Pull out every line in the records below that contains the string "Orbitofontal".
----------------------------------------
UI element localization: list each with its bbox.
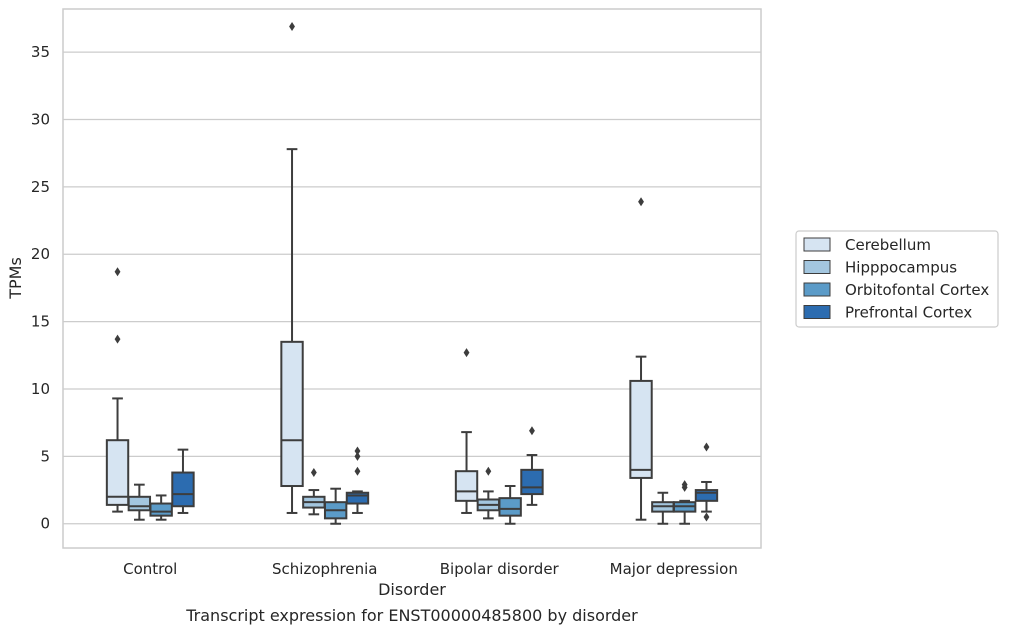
legend-label: Orbitofontal Cortex — [845, 281, 989, 299]
outlier-point — [703, 512, 710, 522]
y-tick-label: 35 — [31, 43, 50, 61]
outlier-point — [463, 348, 470, 358]
box — [280, 22, 304, 514]
legend-label: Hipppocampus — [845, 259, 957, 277]
box — [694, 442, 719, 522]
y-tick-label: 15 — [31, 313, 50, 331]
box — [498, 485, 522, 525]
box — [476, 466, 501, 520]
box — [171, 448, 195, 514]
outlier-point — [354, 466, 361, 476]
box-body — [454, 470, 479, 502]
y-tick-label: 20 — [31, 245, 50, 263]
x-tick-label: Control — [123, 560, 177, 578]
outlier-point — [485, 466, 492, 476]
box-body — [149, 502, 173, 517]
legend-frame — [795, 230, 999, 328]
box — [629, 197, 653, 521]
outlier-point — [310, 468, 317, 478]
box — [127, 483, 152, 521]
y-tick-label: 30 — [31, 110, 50, 128]
legend-swatch — [803, 282, 831, 297]
box-body — [498, 497, 522, 517]
y-tick-label: 0 — [40, 515, 50, 533]
outlier-point — [681, 480, 688, 490]
x-axis-ticks: Control Schizophrenia Bipolar disorder Majo… — [123, 560, 738, 578]
x-axis-label: Disorder — [378, 580, 446, 599]
grid-lines — [63, 51, 761, 525]
x-tick-label: Bipolar disorder — [440, 560, 560, 578]
figure-caption: Transcript expression for ENST0000048580… — [186, 606, 638, 625]
outlier-point — [289, 22, 295, 32]
box-body — [127, 495, 152, 512]
y-tick-label: 10 — [31, 380, 50, 398]
legend-swatch — [803, 305, 831, 319]
outlier-point — [638, 197, 644, 207]
box-body — [105, 439, 130, 506]
y-axis-ticks: 0 5 10 15 20 25 30 35 — [31, 43, 50, 533]
box — [651, 491, 675, 525]
legend-label: Prefrontal Cortex — [845, 304, 972, 322]
legend-swatch — [803, 260, 831, 274]
outlier-point — [354, 446, 361, 456]
box — [149, 494, 173, 521]
legend-swatch — [803, 237, 831, 252]
box-body — [694, 489, 719, 502]
box — [105, 267, 130, 513]
box — [520, 426, 544, 506]
box — [323, 487, 348, 525]
outlier-point — [529, 426, 535, 436]
x-tick-label: Major depression — [610, 560, 738, 578]
legend-label: Cerebellum — [845, 236, 931, 254]
y-axis-label: TPMs — [6, 257, 25, 300]
box — [454, 348, 479, 514]
box-body — [171, 471, 195, 508]
box-body — [520, 468, 544, 496]
box-body — [345, 491, 370, 505]
box-body — [280, 340, 304, 488]
outlier-point — [354, 451, 361, 461]
outlier-point — [114, 267, 121, 277]
box-body — [629, 379, 653, 479]
x-tick-label: Schizophrenia — [272, 560, 377, 578]
legend: Cerebellum Hipppocampus Orbitofontal Corte… — [795, 230, 999, 328]
box — [345, 446, 370, 514]
plot-frame — [62, 8, 762, 549]
box — [302, 468, 326, 516]
outlier-point — [703, 442, 710, 452]
box — [672, 480, 697, 525]
y-tick-label: 25 — [31, 178, 50, 196]
box-series — [105, 22, 719, 525]
outlier-point — [114, 334, 121, 344]
y-tick-label: 5 — [40, 447, 50, 465]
----------------------------------------
** EXERCISE RESULT **
legend-label: Orbitofontal Cortex — [845, 281, 989, 299]
legend: Cerebellum Hipppocampus Orbitofontal Corte… — [795, 230, 999, 328]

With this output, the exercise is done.